> _WHAT IS EXPECTED_: Report how many lines in the listing below include the word "exceptional". Write nothing besides the number.

:: LISTED ENTRIES ::

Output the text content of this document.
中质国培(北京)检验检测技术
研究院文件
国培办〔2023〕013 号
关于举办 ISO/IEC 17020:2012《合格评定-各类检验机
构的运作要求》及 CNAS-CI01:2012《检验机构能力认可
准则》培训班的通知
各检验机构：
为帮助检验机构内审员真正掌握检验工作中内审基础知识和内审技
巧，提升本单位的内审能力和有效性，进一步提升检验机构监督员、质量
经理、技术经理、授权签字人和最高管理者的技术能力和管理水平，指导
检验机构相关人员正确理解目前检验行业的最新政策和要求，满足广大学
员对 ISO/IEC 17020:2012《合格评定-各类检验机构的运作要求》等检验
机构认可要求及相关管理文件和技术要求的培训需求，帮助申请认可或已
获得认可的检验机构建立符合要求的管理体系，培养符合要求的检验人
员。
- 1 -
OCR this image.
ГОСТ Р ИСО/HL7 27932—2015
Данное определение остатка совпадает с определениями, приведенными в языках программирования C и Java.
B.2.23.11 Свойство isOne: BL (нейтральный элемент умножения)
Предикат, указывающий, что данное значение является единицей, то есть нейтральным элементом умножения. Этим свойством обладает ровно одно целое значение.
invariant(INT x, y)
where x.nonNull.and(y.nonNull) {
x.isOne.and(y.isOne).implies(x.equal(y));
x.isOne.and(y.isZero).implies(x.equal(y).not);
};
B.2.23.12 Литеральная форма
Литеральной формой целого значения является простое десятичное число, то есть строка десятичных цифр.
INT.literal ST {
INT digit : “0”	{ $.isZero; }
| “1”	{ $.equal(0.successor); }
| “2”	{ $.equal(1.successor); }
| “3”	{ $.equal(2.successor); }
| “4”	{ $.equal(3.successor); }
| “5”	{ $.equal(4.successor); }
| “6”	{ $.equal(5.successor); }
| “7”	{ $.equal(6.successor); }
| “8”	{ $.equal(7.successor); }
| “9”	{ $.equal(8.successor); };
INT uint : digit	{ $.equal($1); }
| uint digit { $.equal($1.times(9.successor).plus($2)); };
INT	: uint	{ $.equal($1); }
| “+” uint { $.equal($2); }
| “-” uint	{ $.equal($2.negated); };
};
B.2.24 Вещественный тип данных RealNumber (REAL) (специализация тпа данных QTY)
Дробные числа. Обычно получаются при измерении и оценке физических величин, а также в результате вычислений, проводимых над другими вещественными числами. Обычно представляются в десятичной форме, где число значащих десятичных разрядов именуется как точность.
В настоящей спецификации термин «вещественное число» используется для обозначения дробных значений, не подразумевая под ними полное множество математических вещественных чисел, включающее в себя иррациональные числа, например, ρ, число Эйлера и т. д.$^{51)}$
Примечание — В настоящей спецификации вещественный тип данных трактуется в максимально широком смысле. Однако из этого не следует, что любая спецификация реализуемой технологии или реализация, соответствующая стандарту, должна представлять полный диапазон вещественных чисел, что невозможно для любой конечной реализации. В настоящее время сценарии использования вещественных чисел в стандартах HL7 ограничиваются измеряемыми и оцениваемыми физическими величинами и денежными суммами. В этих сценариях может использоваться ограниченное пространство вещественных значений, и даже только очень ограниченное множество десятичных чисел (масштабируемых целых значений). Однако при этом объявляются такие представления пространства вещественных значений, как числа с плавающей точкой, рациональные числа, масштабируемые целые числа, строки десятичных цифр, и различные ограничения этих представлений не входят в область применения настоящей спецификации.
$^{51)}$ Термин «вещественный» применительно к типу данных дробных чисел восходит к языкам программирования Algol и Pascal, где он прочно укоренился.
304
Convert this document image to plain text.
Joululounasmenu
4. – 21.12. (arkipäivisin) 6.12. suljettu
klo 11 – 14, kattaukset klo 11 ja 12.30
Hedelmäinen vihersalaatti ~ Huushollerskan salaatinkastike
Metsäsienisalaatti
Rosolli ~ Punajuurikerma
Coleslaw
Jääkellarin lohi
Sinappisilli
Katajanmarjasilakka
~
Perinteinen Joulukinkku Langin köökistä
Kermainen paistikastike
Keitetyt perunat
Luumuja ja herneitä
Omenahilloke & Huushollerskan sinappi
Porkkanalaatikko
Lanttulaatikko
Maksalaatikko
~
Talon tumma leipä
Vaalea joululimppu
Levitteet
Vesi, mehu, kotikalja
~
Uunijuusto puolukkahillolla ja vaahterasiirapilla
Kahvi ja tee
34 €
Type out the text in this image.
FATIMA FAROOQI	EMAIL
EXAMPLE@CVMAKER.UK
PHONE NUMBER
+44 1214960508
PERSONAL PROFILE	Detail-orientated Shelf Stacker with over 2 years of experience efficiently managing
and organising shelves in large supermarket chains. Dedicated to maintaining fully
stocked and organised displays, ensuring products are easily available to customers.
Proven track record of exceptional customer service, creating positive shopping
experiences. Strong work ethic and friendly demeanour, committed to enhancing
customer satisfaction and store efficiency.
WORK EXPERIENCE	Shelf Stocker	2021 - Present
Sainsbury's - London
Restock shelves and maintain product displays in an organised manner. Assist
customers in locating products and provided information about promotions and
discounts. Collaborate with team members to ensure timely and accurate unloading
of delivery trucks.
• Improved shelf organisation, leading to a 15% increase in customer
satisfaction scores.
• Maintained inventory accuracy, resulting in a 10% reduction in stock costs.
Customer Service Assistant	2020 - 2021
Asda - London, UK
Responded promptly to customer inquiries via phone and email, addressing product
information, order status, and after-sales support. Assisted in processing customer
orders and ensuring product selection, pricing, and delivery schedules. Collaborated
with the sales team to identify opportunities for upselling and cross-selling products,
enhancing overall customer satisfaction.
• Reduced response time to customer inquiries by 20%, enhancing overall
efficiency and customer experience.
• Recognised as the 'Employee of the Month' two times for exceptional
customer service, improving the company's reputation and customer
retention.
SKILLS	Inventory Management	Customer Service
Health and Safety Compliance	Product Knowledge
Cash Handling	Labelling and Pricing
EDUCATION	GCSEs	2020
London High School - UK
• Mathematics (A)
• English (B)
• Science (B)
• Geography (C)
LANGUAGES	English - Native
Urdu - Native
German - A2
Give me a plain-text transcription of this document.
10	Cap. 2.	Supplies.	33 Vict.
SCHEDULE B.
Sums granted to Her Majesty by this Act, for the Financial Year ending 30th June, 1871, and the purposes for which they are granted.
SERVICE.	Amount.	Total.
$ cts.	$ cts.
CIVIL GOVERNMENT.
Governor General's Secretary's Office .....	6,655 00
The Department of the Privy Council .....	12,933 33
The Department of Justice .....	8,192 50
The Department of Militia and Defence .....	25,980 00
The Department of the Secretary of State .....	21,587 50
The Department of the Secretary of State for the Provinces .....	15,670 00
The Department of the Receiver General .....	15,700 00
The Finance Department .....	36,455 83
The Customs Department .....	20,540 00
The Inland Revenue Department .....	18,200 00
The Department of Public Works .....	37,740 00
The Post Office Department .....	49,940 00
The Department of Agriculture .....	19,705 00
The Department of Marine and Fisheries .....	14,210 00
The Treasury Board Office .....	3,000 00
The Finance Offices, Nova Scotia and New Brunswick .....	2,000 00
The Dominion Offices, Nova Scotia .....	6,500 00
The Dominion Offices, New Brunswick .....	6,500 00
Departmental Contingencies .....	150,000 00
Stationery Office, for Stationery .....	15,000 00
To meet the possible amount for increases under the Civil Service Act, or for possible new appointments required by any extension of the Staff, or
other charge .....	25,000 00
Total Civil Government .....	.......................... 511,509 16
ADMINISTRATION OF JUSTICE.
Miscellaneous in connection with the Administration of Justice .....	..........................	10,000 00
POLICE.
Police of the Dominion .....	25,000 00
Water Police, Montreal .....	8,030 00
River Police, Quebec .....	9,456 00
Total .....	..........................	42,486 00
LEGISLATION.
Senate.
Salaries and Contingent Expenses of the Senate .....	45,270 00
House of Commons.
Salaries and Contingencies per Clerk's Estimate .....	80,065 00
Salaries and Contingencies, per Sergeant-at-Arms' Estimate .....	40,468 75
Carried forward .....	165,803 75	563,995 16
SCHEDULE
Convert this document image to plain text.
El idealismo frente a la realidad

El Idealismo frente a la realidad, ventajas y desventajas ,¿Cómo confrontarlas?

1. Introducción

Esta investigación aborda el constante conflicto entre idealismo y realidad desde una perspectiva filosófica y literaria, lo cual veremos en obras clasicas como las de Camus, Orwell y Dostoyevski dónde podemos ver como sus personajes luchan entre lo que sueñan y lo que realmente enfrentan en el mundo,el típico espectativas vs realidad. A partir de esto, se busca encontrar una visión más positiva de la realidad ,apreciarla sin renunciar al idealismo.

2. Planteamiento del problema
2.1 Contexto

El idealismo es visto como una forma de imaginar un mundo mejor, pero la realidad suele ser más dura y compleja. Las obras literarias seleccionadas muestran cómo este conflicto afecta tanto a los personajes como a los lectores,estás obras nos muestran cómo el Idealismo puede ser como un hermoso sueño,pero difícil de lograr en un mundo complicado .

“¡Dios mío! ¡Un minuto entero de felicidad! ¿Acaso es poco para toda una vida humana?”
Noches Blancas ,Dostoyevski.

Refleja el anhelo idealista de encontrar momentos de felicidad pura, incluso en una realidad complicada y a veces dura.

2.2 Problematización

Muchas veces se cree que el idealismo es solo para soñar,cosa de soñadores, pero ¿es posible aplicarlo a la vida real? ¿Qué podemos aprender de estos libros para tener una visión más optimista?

:::

> _OUTPUT FOR THIS EXERCISE_: 2